■ TEXT SEGMENT:
+ + + + +
Question

Need help...Use the Laplace transform to solve differential equation:
dx/dt + 7x = 5cos(2t)
Initial conditions: x(0) = 4, x'(0) = -4
Assume forcing functions are 0 prior to t = 0-

Answer 1

I did the first step taking the laplace of both sides.
SX(s) - x(0-) + 7X(x) = 5s/(s^2 +4)

Answer 2

x(0-) = 4
SX(s) - 4 + 7X(s) = 5s(s^2 + 4)
(s + 7)X(s) = 4s^2 + 5s+ 16 / (s^2 +4)
X(s) = (4s^2 + 5s + 16)/(s + 7)(s^2 + 4)

Answer 3

So I guess my question is taking the inverse laplace transform and that has to do with partial fractions

Answer 4

hey myininaya satellite helped me out with the partial fraction

Answer 5

\[\frac{35s}{53(s^2+4)}+\frac{20}{53(s^2+4)}+\frac{177}{53(s+7)}\]

Answer 6

thanks... I got the inverse laplace transform:
35/53cos(2t) + 10/53sin(2t) + 177/53e^(-7t)

Answer 7

i wish i new jack about these transforms

Answer 8

guess i need a book

Answer 9

I don't teach this stuff enough to have all the transforms memorized...I always look them up

Answer 10

yeah it really helps it turns differential equations into linear algebra makes it easy to solve. in this case I'm just using a table to substitue

Answer 11

if it is like those stultifying formulas for "techniques of integration" or ode's i will forget about it

Answer 12

http://tutorial.math.lamar.edu/Classes/DE/Laplace_Table.aspx

Answer 13

but it seems to get asked fairly frequently so it must be pretty common

Answer 14

so for instant laplace of (sin3t) = 3/(s^2 + 9)

Answer 15

laplace of dx/dt = sX(s) - x(0)

Answer 16

helps you solve ODE algebraically

Answer 17

yeah someone tried to explain it to me. said it turns ode's into polynomials

Answer 18

yeah

Answer 19

so like x' + 5x = t

Answer 20

with initial conditions x(0) = 0 x'(0) = 0

Answer 21

laplace [x'] = sX(s)) - x(0)
+ + + + +
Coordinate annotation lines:
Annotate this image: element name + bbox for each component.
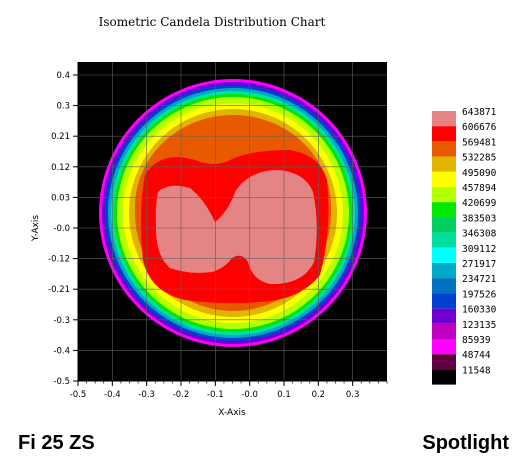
legend-value: 569481 [462, 137, 497, 148]
legend-value: 643871 [462, 107, 497, 118]
x-tick-label: -0.3 [138, 390, 155, 400]
y-tick-label: 0.21 [51, 132, 70, 142]
legend-swatch [432, 339, 456, 355]
legend-value: 420699 [462, 198, 497, 209]
y-tick-label: -0.5 [53, 377, 70, 387]
y-axis-label: Y-Axis [31, 215, 41, 242]
legend-swatch [432, 111, 456, 127]
fixture-name: Fi 25 ZS [18, 432, 95, 454]
plot-area [77, 62, 387, 382]
legend-value: 309112 [462, 244, 496, 255]
legend-value: 457894 [462, 183, 497, 194]
legend-swatch [432, 156, 456, 172]
axes: -0.5 -0.4 -0.3 -0.2 -0.1 -0.0 0.1 0.2 0.3 0.4 0.3 0… [48, 62, 388, 400]
x-tick-label: -0.1 [207, 390, 224, 400]
chart-title: Isometric Candela Distribution Chart [99, 15, 326, 29]
legend-swatch [432, 247, 456, 263]
legend-swatch [432, 187, 456, 203]
legend-swatch [432, 293, 456, 309]
x-tick-label: -0.5 [70, 390, 87, 400]
legend-value: 197526 [462, 289, 497, 300]
contour-region-peak [155, 170, 317, 285]
legend-value: 606676 [462, 122, 497, 133]
x-tick-label: 0.1 [277, 390, 291, 400]
y-tick-label: 0.12 [51, 163, 70, 173]
legend-value: 85939 [462, 335, 491, 346]
y-tick-label: 0.03 [51, 193, 70, 203]
legend-swatch [432, 126, 456, 142]
legend-value: 48744 [462, 350, 491, 361]
legend-swatch [432, 308, 456, 324]
legend-value: 495090 [462, 168, 497, 179]
x-tick-label: -0.4 [104, 390, 121, 400]
legend-swatch [432, 217, 456, 233]
x-tick-label: -0.2 [173, 390, 190, 400]
legend-value: 123135 [462, 320, 496, 331]
y-tick-label: -0.0 [53, 224, 70, 234]
legend-swatch [432, 141, 456, 157]
legend-swatch [432, 202, 456, 218]
beam-type: Spotlight [422, 432, 509, 454]
legend-value: 383503 [462, 213, 496, 224]
legend: 643871 606676 569481 532285 495090 457894 4206… [432, 107, 497, 385]
legend-value: 271917 [462, 259, 496, 270]
legend-swatch [432, 263, 456, 279]
legend-value: 234721 [462, 274, 497, 285]
y-tick-label: -0.21 [48, 285, 70, 295]
x-axis-label: X-Axis [218, 408, 246, 418]
x-tick-label: 0.3 [346, 390, 360, 400]
y-tick-label: 0.3 [56, 102, 70, 112]
legend-swatch [432, 354, 456, 370]
legend-swatch [432, 171, 456, 187]
x-tick-label: 0.2 [312, 390, 326, 400]
legend-value: 532285 [462, 153, 496, 164]
legend-swatch [432, 323, 456, 339]
legend-value: 346308 [462, 229, 497, 240]
x-tick-label: -0.0 [241, 390, 258, 400]
legend-value: 11548 [462, 365, 491, 376]
legend-swatch [432, 232, 456, 248]
legend-swatch [432, 278, 456, 294]
legend-swatch [432, 369, 456, 385]
y-tick-label: -0.3 [53, 316, 70, 326]
y-tick-label: -0.12 [48, 255, 70, 265]
y-tick-label: -0.4 [53, 346, 70, 356]
y-tick-label: 0.4 [56, 71, 70, 81]
legend-value: 160330 [462, 305, 497, 316]
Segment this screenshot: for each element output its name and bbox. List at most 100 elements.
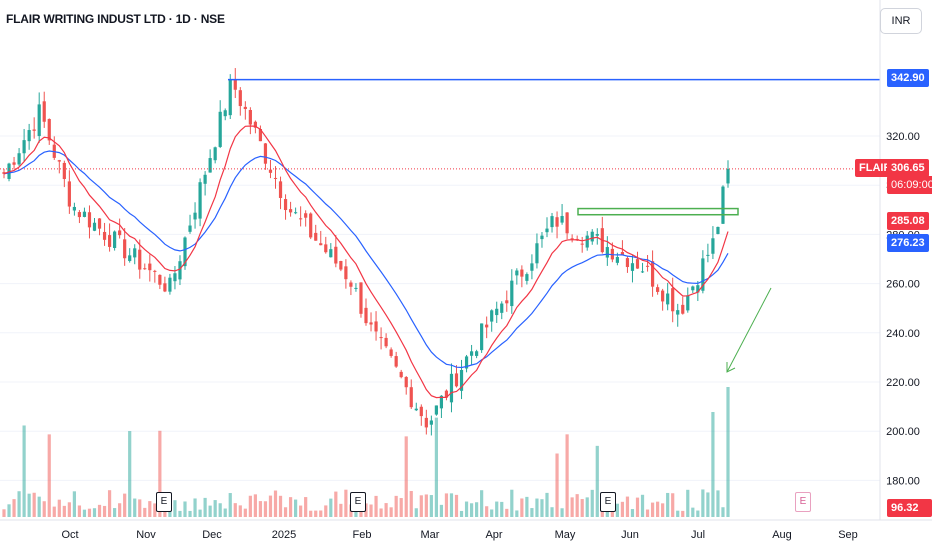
volume-bar bbox=[27, 493, 31, 517]
earnings-event-feb[interactable]: E bbox=[350, 492, 366, 512]
candle-body bbox=[288, 209, 293, 213]
ema-slow-line bbox=[3, 150, 729, 369]
volume-bar bbox=[681, 510, 685, 517]
volume-bar bbox=[334, 491, 338, 517]
volume-bar bbox=[671, 493, 675, 517]
candle-body bbox=[475, 351, 479, 356]
candle-body bbox=[37, 104, 41, 137]
candle-body bbox=[399, 371, 403, 378]
last-price-label: 306.65 bbox=[887, 159, 929, 177]
volume-bar bbox=[299, 505, 303, 517]
candle-body bbox=[691, 286, 695, 291]
volume-bar bbox=[520, 498, 524, 517]
volume-bar bbox=[263, 501, 268, 517]
candle-body bbox=[585, 235, 589, 248]
candle-body bbox=[92, 222, 97, 231]
volume-bar bbox=[716, 490, 720, 517]
volume-bar bbox=[459, 510, 464, 517]
candle-body bbox=[379, 337, 383, 339]
candle-body bbox=[686, 295, 690, 311]
volume-bar bbox=[72, 491, 76, 517]
earnings-event-nov[interactable]: E bbox=[156, 492, 172, 512]
candle-body bbox=[82, 211, 87, 217]
volume-bar bbox=[379, 508, 383, 517]
volume-bar bbox=[650, 502, 655, 517]
volume-bar bbox=[97, 504, 102, 517]
x-tick-label: May bbox=[555, 529, 576, 541]
candle-body bbox=[424, 417, 428, 428]
volume-bar bbox=[640, 494, 645, 517]
volume-bar bbox=[449, 493, 454, 517]
volume-label: 96.32 K bbox=[887, 499, 932, 532]
candle-body bbox=[374, 321, 378, 332]
volume-bar bbox=[213, 500, 217, 517]
candle-body bbox=[721, 186, 725, 224]
volume-bar bbox=[414, 508, 418, 517]
candle-body bbox=[22, 140, 26, 154]
candle-body bbox=[168, 277, 172, 292]
volume-bar bbox=[565, 434, 569, 517]
candle-body bbox=[404, 377, 408, 388]
volume-bar bbox=[253, 494, 257, 517]
volume-bar bbox=[344, 489, 348, 517]
volume-bar bbox=[12, 499, 16, 517]
volume-bar bbox=[198, 509, 202, 517]
candle-body bbox=[283, 199, 288, 211]
x-axis[interactable]: Oct Nov Dec 2025 Feb Mar Apr May Jun Jul Aug Sep bbox=[0, 519, 932, 541]
candle-body bbox=[469, 351, 474, 356]
candle-body bbox=[97, 218, 102, 229]
countdown-label: 06:09:00 bbox=[887, 176, 932, 194]
candle-body bbox=[439, 395, 444, 409]
candle-body bbox=[218, 111, 222, 147]
consolidation-zone[interactable] bbox=[577, 207, 739, 216]
candle-body bbox=[490, 310, 494, 322]
volume-bars bbox=[2, 387, 730, 517]
candle-body bbox=[630, 263, 635, 271]
candle-body bbox=[500, 303, 504, 313]
candle-body bbox=[716, 226, 720, 234]
candle-body bbox=[299, 218, 303, 220]
x-tick-label: Dec bbox=[202, 529, 222, 541]
volume-bar bbox=[329, 498, 333, 517]
candle-body bbox=[485, 324, 489, 328]
candle-body bbox=[2, 172, 6, 174]
earnings-event-may[interactable]: E bbox=[600, 492, 616, 512]
volume-bar bbox=[615, 503, 619, 517]
volume-bar bbox=[364, 503, 368, 517]
volume-bar bbox=[384, 503, 388, 517]
volume-bar bbox=[485, 506, 489, 517]
candle-body bbox=[620, 252, 625, 256]
currency-button[interactable]: INR bbox=[880, 8, 922, 34]
volume-bar bbox=[394, 495, 398, 517]
candle-body bbox=[515, 270, 519, 276]
ema-fast-label: 285.08 bbox=[887, 212, 929, 230]
candle-body bbox=[344, 266, 348, 280]
x-tick-label: Aug bbox=[772, 529, 792, 541]
candle-body bbox=[118, 230, 122, 236]
volume-bar bbox=[580, 499, 584, 517]
candle-body bbox=[87, 212, 92, 228]
volume-bar bbox=[62, 505, 66, 517]
candle-body bbox=[696, 285, 700, 293]
candle-body bbox=[67, 181, 71, 207]
volume-bar bbox=[107, 490, 112, 517]
candle-body bbox=[123, 239, 127, 259]
candle-body bbox=[294, 212, 298, 214]
arrow-annotation[interactable] bbox=[726, 287, 772, 373]
volume-bar bbox=[610, 508, 614, 517]
candle-body bbox=[480, 323, 484, 351]
candle-body bbox=[253, 121, 257, 128]
volume-bar bbox=[570, 497, 574, 517]
candle-body bbox=[12, 162, 16, 165]
volume-bar bbox=[22, 425, 26, 517]
candle-body bbox=[409, 387, 413, 408]
earnings-event-aug[interactable]: E bbox=[795, 492, 811, 512]
arrow-head bbox=[726, 362, 736, 373]
volume-bar bbox=[429, 495, 433, 517]
volume-bar bbox=[469, 503, 474, 517]
volume-bar bbox=[283, 507, 288, 517]
volume-bar bbox=[7, 504, 11, 517]
candle-body bbox=[273, 177, 278, 179]
y-axis[interactable]: 320.00300.00280.00260.00240.00220.00200.… bbox=[879, 0, 920, 520]
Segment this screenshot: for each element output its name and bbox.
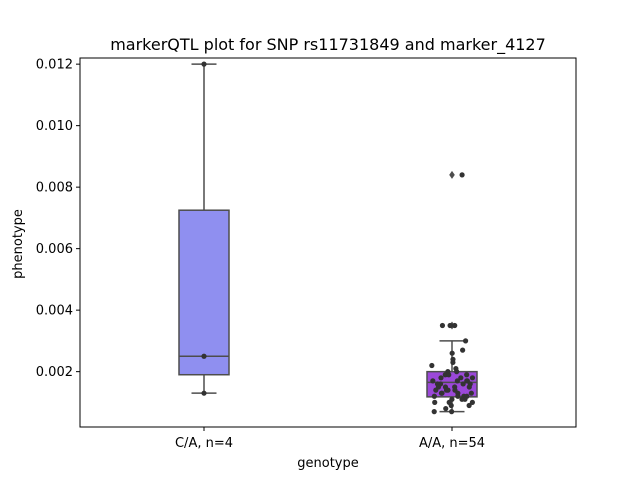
data-point: [459, 396, 465, 402]
data-point: [454, 378, 460, 384]
data-point: [469, 399, 475, 405]
data-point: [448, 402, 454, 409]
data-point: [452, 322, 458, 329]
data-point: [469, 375, 476, 381]
data-point: [201, 390, 207, 396]
box-group: [178, 61, 230, 396]
x-tick-label: A/A, n=54: [419, 436, 485, 451]
y-tick-label: 0.010: [36, 119, 73, 134]
chart-title: markerQTL plot for SNP rs11731849 and ma…: [110, 35, 546, 55]
box: [178, 209, 230, 376]
data-point: [449, 350, 455, 356]
box-group: [426, 170, 478, 415]
outlier-marker: [449, 170, 455, 179]
data-point: [449, 409, 455, 415]
data-point: [431, 409, 437, 415]
data-point: [431, 393, 437, 399]
y-axis-label: phenotype: [11, 209, 26, 279]
data-point: [201, 61, 207, 67]
data-point: [201, 353, 207, 359]
data-point: [460, 347, 466, 353]
data-point: [433, 387, 439, 393]
data-point: [454, 369, 460, 375]
y-tick-label: 0.008: [36, 181, 73, 196]
plot-content: [178, 61, 478, 415]
data-point: [466, 402, 472, 409]
data-point: [446, 372, 452, 378]
data-point: [430, 378, 436, 384]
data-point: [443, 405, 449, 412]
data-point: [458, 375, 464, 381]
data-point: [459, 172, 465, 178]
y-axis: 0.002 0.004 0.006 0.008 0.010 0.012: [36, 58, 80, 380]
data-point: [450, 359, 456, 366]
data-point: [455, 393, 461, 399]
plot-frame: [79, 57, 577, 428]
data-point: [432, 399, 438, 405]
data-point: [439, 322, 446, 329]
y-tick-label: 0.006: [36, 242, 73, 257]
data-point: [464, 372, 470, 378]
x-axis-label: genotype: [297, 456, 358, 471]
y-tick-label: 0.002: [36, 365, 73, 380]
data-point: [445, 387, 451, 393]
x-axis: C/A, n=4 A/A, n=54: [175, 427, 485, 451]
data-point: [464, 378, 470, 384]
data-point: [462, 338, 469, 344]
data-point: [429, 362, 435, 369]
data-point: [466, 384, 472, 390]
x-tick-label: C/A, n=4: [175, 436, 233, 451]
y-tick-label: 0.004: [36, 304, 73, 319]
y-tick-label: 0.012: [36, 58, 73, 73]
data-point: [438, 375, 444, 381]
data-point: [460, 381, 466, 387]
data-point: [468, 390, 474, 396]
data-point: [439, 390, 445, 396]
data-point: [447, 322, 453, 329]
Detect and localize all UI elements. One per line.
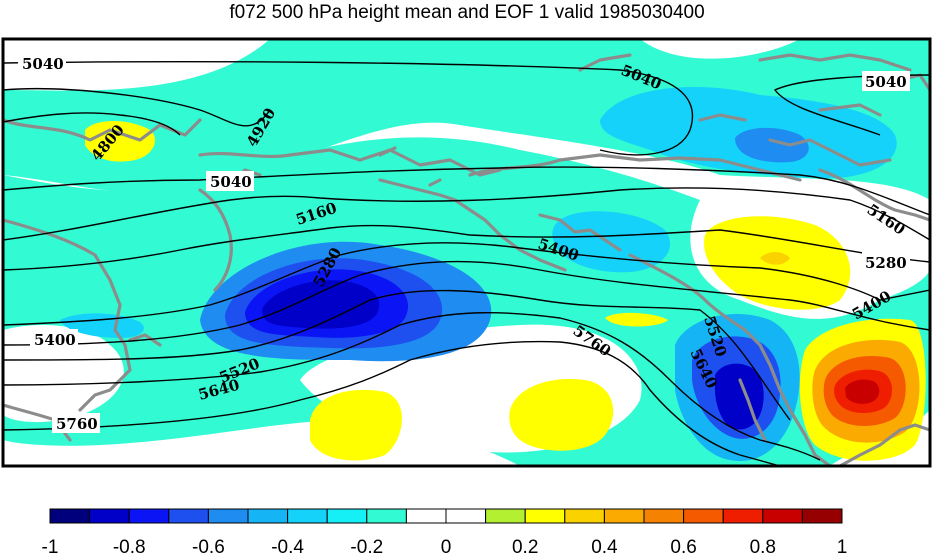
colorbar-swatch <box>564 508 605 524</box>
colorbar-swatch <box>722 508 764 524</box>
colorbar-tick-label: -1 <box>42 537 59 558</box>
colorbar-swatch <box>445 508 487 524</box>
colorbar-swatch <box>801 508 843 524</box>
eof-lightblue-west <box>60 313 144 338</box>
eof-yellow-mid <box>605 312 668 327</box>
coastline-alaska <box>468 153 802 252</box>
eof-yellow-s <box>509 379 614 451</box>
colorbar-swatch <box>366 508 407 524</box>
colorbar-swatch <box>49 508 91 524</box>
eof-darkred-se <box>845 379 880 404</box>
coastline-arctic-islands <box>578 53 912 167</box>
colorbar-swatch <box>287 508 328 524</box>
colorbar-swatch <box>326 508 368 524</box>
map-area: 5040 4800 4920 5040 5040 5040 5160 5280 … <box>3 39 930 466</box>
contour-4800 <box>3 112 181 136</box>
coastline-aleutians <box>378 146 567 272</box>
contour-5040-north <box>3 60 694 156</box>
contour-label-5040-ne: 5040 <box>865 73 907 91</box>
colorbar-tick-label: -0.6 <box>192 537 225 558</box>
eof-lightblue-mid <box>552 211 671 273</box>
contour-label-5400-w: 5400 <box>34 331 76 349</box>
label-bg <box>18 53 66 73</box>
contour-5280 <box>3 224 930 271</box>
coastline-asia-north <box>3 118 502 177</box>
map-title: f072 500 hPa height mean and EOF 1 valid… <box>229 2 705 23</box>
colorbar-swatch <box>643 508 685 524</box>
colorbar-swatch <box>762 508 803 524</box>
eof-shading <box>3 39 930 466</box>
colorbar-swatch <box>603 508 645 524</box>
contour-5760 <box>3 340 781 466</box>
contour-label-5760-w: 5760 <box>56 415 98 433</box>
coastline-north-america-south <box>738 378 930 466</box>
label-bg <box>206 171 254 191</box>
contour-4920 <box>3 88 271 127</box>
label-bg <box>862 71 910 91</box>
coastline-north-america-west <box>628 253 832 466</box>
eof-blue-l4 <box>262 280 380 329</box>
label-bg <box>30 329 78 349</box>
colorbar-swatch <box>168 508 209 524</box>
eof-yellow-sc <box>310 389 402 461</box>
height-contours <box>3 60 930 466</box>
contour-label-5040-w: 5040 <box>210 173 252 191</box>
colorbar-tick-label: 1 <box>837 537 848 558</box>
label-bg <box>52 413 100 433</box>
colorbar-tick-label: 0.4 <box>591 537 618 558</box>
colorbar-tick-label: -0.8 <box>113 537 146 558</box>
contour-5400 <box>3 241 930 326</box>
colorbar-tick-label: 0.6 <box>670 537 696 558</box>
colorbar-tick-label: -0.2 <box>350 537 383 558</box>
colorbar-swatch <box>89 508 130 524</box>
contour-5400-b <box>3 260 930 346</box>
colorbar-swatch <box>247 508 289 524</box>
eof-blue-east <box>735 127 809 163</box>
colorbar-tick-label: 0 <box>441 537 452 558</box>
colorbar-tick-label: 0.2 <box>512 537 538 558</box>
colorbar-swatch <box>128 508 170 524</box>
colorbar-swatch <box>405 508 447 524</box>
colorbar-tick-label: 0.8 <box>750 537 776 558</box>
contour-5640 <box>3 312 821 461</box>
contour-5040-west <box>3 166 930 216</box>
colorbar: -1 -0.8 -0.6 -0.4 -0.2 0 0.2 0.4 0.6 0.8 1 <box>42 508 848 558</box>
colorbar-swatch <box>683 508 724 524</box>
coastlines <box>3 53 930 466</box>
colorbar-swatch <box>485 508 526 524</box>
contour-label-5280-e: 5280 <box>865 254 907 272</box>
colorbar-swatch <box>524 508 566 524</box>
label-bg <box>862 252 910 272</box>
contour-5160 <box>3 187 930 241</box>
eof-orange-e <box>760 252 790 265</box>
colorbar-tick-label: -0.4 <box>271 537 304 558</box>
eof-yellow-nw <box>85 121 155 162</box>
map-frame <box>1 37 932 468</box>
colorbar-swatch <box>207 508 249 524</box>
contour-label-5040-nw: 5040 <box>22 55 64 73</box>
contour-5520-west <box>3 289 791 421</box>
+ + + + +
■ WHAT NEEDS TO BE DONE:
Decide whether each statement below agrees with the Laplace transform thread, answering yes or no and quoting the deciding words of the thread: (a) The initial condition given for x is x(0) = 4. (b) One participant says they have all the transforms memorized. (c) The Laplace transform of sin3t is given as 3/(s^2 + 9).

■ EXERCISE ANSWER:
(a) Yes: "Initial conditions: x(0) = 4, x'(0) = -4"
(b) No: "I don't teach this stuff enough to have all the transforms memorized...I always look them up"
(c) Yes: "laplace of (sin3t) = 3/(s^2 + 9)"